DATA SUPPLIED:
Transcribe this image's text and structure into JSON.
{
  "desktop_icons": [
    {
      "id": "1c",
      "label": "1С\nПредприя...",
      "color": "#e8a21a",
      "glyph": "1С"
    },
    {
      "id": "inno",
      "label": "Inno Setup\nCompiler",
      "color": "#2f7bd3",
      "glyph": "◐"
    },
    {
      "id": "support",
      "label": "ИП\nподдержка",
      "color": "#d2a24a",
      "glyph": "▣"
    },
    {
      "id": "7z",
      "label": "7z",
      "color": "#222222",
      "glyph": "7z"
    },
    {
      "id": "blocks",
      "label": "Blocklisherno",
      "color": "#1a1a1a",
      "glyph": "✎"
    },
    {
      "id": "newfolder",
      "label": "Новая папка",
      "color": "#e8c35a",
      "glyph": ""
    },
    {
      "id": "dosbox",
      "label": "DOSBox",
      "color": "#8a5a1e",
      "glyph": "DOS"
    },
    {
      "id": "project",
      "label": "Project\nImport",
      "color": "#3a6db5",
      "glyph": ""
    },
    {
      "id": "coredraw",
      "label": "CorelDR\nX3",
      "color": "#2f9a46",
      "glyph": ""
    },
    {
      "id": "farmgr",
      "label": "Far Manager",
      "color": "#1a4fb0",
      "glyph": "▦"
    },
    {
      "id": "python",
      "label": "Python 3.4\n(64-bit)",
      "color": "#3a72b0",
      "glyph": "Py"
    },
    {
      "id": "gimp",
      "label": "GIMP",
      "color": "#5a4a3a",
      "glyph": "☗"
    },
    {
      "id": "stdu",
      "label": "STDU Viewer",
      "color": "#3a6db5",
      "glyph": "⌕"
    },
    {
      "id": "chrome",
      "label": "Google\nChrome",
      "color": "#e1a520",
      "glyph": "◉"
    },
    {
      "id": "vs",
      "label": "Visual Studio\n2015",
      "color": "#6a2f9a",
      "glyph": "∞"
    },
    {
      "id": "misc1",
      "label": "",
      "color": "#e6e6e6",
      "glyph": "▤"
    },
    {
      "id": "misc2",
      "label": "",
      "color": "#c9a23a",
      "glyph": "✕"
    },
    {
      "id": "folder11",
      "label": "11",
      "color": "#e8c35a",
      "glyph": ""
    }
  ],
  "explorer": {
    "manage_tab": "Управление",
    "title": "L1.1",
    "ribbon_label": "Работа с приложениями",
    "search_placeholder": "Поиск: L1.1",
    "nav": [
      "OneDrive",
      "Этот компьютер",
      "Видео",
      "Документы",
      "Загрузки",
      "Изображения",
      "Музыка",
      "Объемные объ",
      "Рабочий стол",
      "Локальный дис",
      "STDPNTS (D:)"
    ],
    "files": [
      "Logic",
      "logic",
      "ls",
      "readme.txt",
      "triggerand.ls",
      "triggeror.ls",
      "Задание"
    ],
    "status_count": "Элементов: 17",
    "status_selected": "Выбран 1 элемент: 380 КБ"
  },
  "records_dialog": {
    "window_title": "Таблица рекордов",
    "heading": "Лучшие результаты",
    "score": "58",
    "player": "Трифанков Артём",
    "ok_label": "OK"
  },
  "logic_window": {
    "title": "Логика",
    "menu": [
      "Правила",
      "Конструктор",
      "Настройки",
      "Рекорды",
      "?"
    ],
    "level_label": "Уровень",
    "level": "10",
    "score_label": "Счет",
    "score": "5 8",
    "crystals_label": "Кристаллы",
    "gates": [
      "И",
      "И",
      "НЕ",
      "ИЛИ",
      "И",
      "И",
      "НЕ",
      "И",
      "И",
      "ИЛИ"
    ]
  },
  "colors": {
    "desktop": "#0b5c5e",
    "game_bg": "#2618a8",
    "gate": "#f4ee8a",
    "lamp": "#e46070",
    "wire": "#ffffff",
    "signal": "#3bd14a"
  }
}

INSTRUCTION:
Return the listing above in full, character for character.

RESULT OF THE EXERCISE:
Transcribe this image's text and structure into JSON.
{
  "desktop_icons": [
    {
      "id": "1c",
      "label": "1С\nПредприя...",
      "color": "#e8a21a",
      "glyph": "1С"
    },
    {
      "id": "inno",
      "label": "Inno Setup\nCompiler",
      "color": "#2f7bd3",
      "glyph": "◐"
    },
    {
      "id": "support",
      "label": "ИП\nподдержка",
      "color": "#d2a24a",
      "glyph": "▣"
    },
    {
      "id": "7z",
      "label": "7z",
      "color": "#222222",
      "glyph": "7z"
    },
    {
      "id": "blocks",
      "label": "Blocklisherno",
      "color": "#1a1a1a",
      "glyph": "✎"
    },
    {
      "id": "newfolder",
      "label": "Новая папка",
      "color": "#e8c35a",
      "glyph": ""
    },
    {
      "id": "dosbox",
      "label": "DOSBox",
      "color": "#8a5a1e",
      "glyph": "DOS"
    },
    {
      "id": "project",
      "label": "Project\nImport",
      "color": "#3a6db5",
      "glyph": ""
    },
    {
      "id": "coredraw",
      "label": "CorelDR\nX3",
      "color": "#2f9a46",
      "glyph": ""
    },
    {
      "id": "farmgr",
      "label": "Far Manager",
      "color": "#1a4fb0",
      "glyph": "▦"
    },
    {
      "id": "python",
      "label": "Python 3.4\n(64-bit)",
      "color": "#3a72b0",
      "glyph": "Py"
    },
    {
      "id": "gimp",
      "label": "GIMP",
      "color": "#5a4a3a",
      "glyph": "☗"
    },
    {
      "id": "stdu",
      "label": "STDU Viewer",
      "color": "#3a6db5",
      "glyph": "⌕"
    },
    {
      "id": "chrome",
      "label": "Google\nChrome",
      "color": "#e1a520",
      "glyph": "◉"
    },
    {
      "id": "vs",
      "label": "Visual Studio\n2015",
      "color": "#6a2f9a",
      "glyph": "∞"
    },
    {
      "id": "misc1",
      "label": "",
      "color": "#e6e6e6",
      "glyph": "▤"
    },
    {
      "id": "misc2",
      "label": "",
      "color": "#c9a23a",
      "glyph": "✕"
    },
    {
      "id": "folder11",
      "label": "11",
      "color": "#e8c35a",
      "glyph": ""
    }
  ],
  "explorer": {
    "manage_tab": "Управление",
    "title": "L1.1",
    "ribbon_label": "Работа с приложениями",
    "search_placeholder": "Поиск: L1.1",
    "nav": [
      "OneDrive",
      "Этот компьютер",
      "Видео",
      "Документы",
      "Загрузки",
      "Изображения",
      "Музыка",
      "Объемные объ",
      "Рабочий стол",
      "Локальный дис",
      "STDPNTS (D:)"
    ],
    "files": [
      "Logic",
      "logic",
      "ls",
      "readme.txt",
      "triggerand.ls",
      "triggeror.ls",
      "Задание"
    ],
    "status_count": "Элементов: 17",
    "status_selected": "Выбран 1 элемент: 380 КБ"
  },
  "records_dialog": {
    "window_title": "Таблица рекордов",
    "heading": "Лучшие результаты",
    "score": "58",
    "player": "Трифанков Артём",
    "ok_label": "OK"
  },
  "logic_window": {
    "title": "Логика",
    "menu": [
      "Правила",
      "Конструктор",
      "Настройки",
      "Рекорды",
      "?"
    ],
    "level_label": "Уровень",
    "level": "10",
    "score_label": "Счет",
    "score": "5 8",
    "crystals_label": "Кристаллы",
    "gates": [
      "И",
      "И",
      "НЕ",
      "ИЛИ",
      "И",
      "И",
      "НЕ",
      "И",
      "И",
      "ИЛИ"
    ]
  },
  "colors": {
    "desktop": "#0b5c5e",
    "game_bg": "#2618a8",
    "gate": "#f4ee8a",
    "lamp": "#e46070",
    "wire": "#ffffff",
    "signal": "#3bd14a"
  }
}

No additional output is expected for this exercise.